- TASK DESCRIPTION
Copy out all the records, word for word.

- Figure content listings
## Begin

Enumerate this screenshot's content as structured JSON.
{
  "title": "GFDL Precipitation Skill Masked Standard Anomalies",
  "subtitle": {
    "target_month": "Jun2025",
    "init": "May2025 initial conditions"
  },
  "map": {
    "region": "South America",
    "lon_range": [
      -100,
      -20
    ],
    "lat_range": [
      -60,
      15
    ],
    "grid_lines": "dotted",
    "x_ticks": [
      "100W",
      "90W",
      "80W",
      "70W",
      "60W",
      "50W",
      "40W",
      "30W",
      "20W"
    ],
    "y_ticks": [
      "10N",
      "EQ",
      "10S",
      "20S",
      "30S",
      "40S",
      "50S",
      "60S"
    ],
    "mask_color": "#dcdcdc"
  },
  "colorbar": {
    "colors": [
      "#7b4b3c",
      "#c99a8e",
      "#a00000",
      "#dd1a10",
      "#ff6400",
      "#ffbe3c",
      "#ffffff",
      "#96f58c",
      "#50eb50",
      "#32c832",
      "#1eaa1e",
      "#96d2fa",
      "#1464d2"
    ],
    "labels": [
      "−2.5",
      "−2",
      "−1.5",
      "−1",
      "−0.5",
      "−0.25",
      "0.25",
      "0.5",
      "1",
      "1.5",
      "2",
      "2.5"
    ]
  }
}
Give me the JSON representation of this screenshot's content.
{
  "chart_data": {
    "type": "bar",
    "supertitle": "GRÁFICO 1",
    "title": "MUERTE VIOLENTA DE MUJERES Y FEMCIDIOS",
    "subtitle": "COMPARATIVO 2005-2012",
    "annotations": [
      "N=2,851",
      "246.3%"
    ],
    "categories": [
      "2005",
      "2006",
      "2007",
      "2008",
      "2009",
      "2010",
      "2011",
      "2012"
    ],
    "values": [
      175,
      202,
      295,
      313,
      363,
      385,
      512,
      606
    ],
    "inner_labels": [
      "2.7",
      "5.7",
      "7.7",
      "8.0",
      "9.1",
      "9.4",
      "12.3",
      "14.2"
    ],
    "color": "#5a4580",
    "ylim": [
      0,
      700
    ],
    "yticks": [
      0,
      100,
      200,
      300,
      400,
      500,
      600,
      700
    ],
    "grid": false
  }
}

## End

- REPLY TO THE TASK
Enumerate this screenshot's content as structured JSON.
{
  "title": "GFDL Precipitation Skill Masked Standard Anomalies",
  "subtitle": {
    "target_month": "Jun2025",
    "init": "May2025 initial conditions"
  },
  "map": {
    "region": "South America",
    "lon_range": [
      -100,
      -20
    ],
    "lat_range": [
      -60,
      15
    ],
    "grid_lines": "dotted",
    "x_ticks": [
      "100W",
      "90W",
      "80W",
      "70W",
      "60W",
      "50W",
      "40W",
      "30W",
      "20W"
    ],
    "y_ticks": [
      "10N",
      "EQ",
      "10S",
      "20S",
      "30S",
      "40S",
      "50S",
      "60S"
    ],
    "mask_color": "#dcdcdc"
  },
  "colorbar": {
    "colors": [
      "#7b4b3c",
      "#c99a8e",
      "#a00000",
      "#dd1a10",
      "#ff6400",
      "#ffbe3c",
      "#ffffff",
      "#96f58c",
      "#50eb50",
      "#32c832",
      "#1eaa1e",
      "#96d2fa",
      "#1464d2"
    ],
    "labels": [
      "−2.5",
      "−2",
      "−1.5",
      "−1",
      "−0.5",
      "−0.25",
      "0.25",
      "0.5",
      "1",
      "1.5",
      "2",
      "2.5"
    ]
  }
}
Give me the JSON representation of this screenshot's content.
{
  "chart_data": {
    "type": "bar",
    "supertitle": "GRÁFICO 1",
    "title": "MUERTE VIOLENTA DE MUJERES Y FEMCIDIOS",
    "subtitle": "COMPARATIVO 2005-2012",
    "annotations": [
      "N=2,851",
      "246.3%"
    ],
    "categories": [
      "2005",
      "2006",
      "2007",
      "2008",
      "2009",
      "2010",
      "2011",
      "2012"
    ],
    "values": [
      175,
      202,
      295,
      313,
      363,
      385,
      512,
      606
    ],
    "inner_labels": [
      "2.7",
      "5.7",
      "7.7",
      "8.0",
      "9.1",
      "9.4",
      "12.3",
      "14.2"
    ],
    "color": "#5a4580",
    "ylim": [
      0,
      700
    ],
    "yticks": [
      0,
      100,
      200,
      300,
      400,
      500,
      600,
      700
    ],
    "grid": false
  }
}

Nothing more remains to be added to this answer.